• **INSTRUCTIONS FOR THE TASK**
Extract the records below word for word and ignore the images.

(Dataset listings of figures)
╔══

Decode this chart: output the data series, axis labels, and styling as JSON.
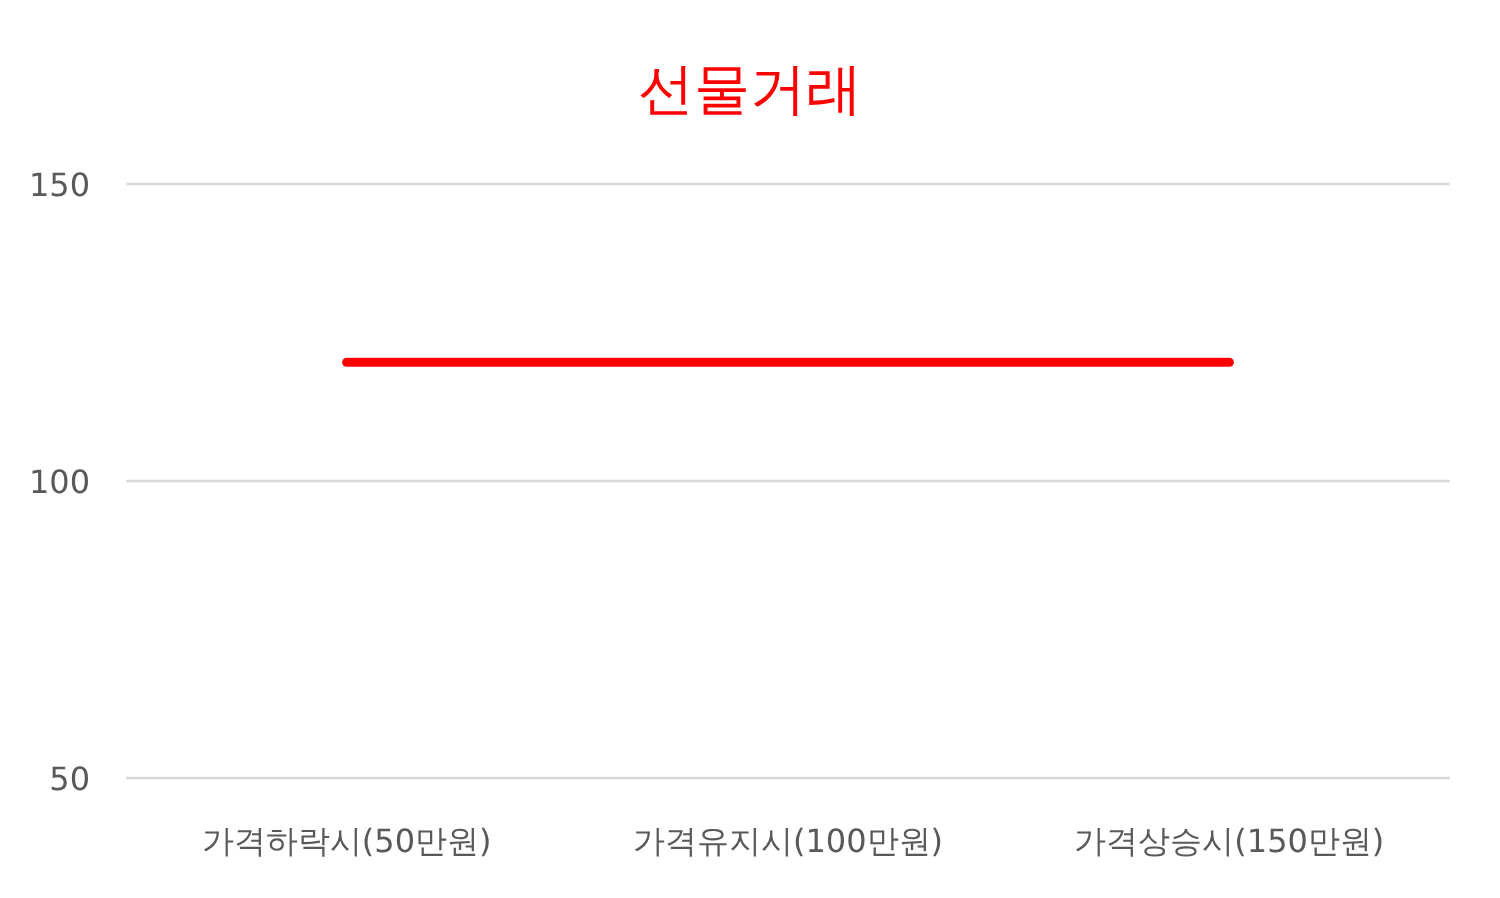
{
  "chart_data": {
    "type": "line",
    "title": "선물거래",
    "categories": [
      "가격하락시(50만원)",
      "가격유지시(100만원)",
      "가격상승시(150만원)"
    ],
    "series": [
      {
        "color": "#ff0000",
        "values": [
          120,
          120,
          120
        ]
      }
    ],
    "ylim": [
      50,
      150
    ],
    "yticks": [
      50,
      100,
      150
    ],
    "grid": "y",
    "marker": "none",
    "line_style": "solid"
  }
}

╚══

• **RESPONSE TO THE EXERCISE**
Decode this chart: output the data series, axis labels, and styling as JSON.
{
  "chart_data": {
    "type": "line",
    "title": "선물거래",
    "categories": [
      "가격하락시(50만원)",
      "가격유지시(100만원)",
      "가격상승시(150만원)"
    ],
    "series": [
      {
        "color": "#ff0000",
        "values": [
          120,
          120,
          120
        ]
      }
    ],
    "ylim": [
      50,
      150
    ],
    "yticks": [
      50,
      100,
      150
    ],
    "grid": "y",
    "marker": "none",
    "line_style": "solid"
  }
}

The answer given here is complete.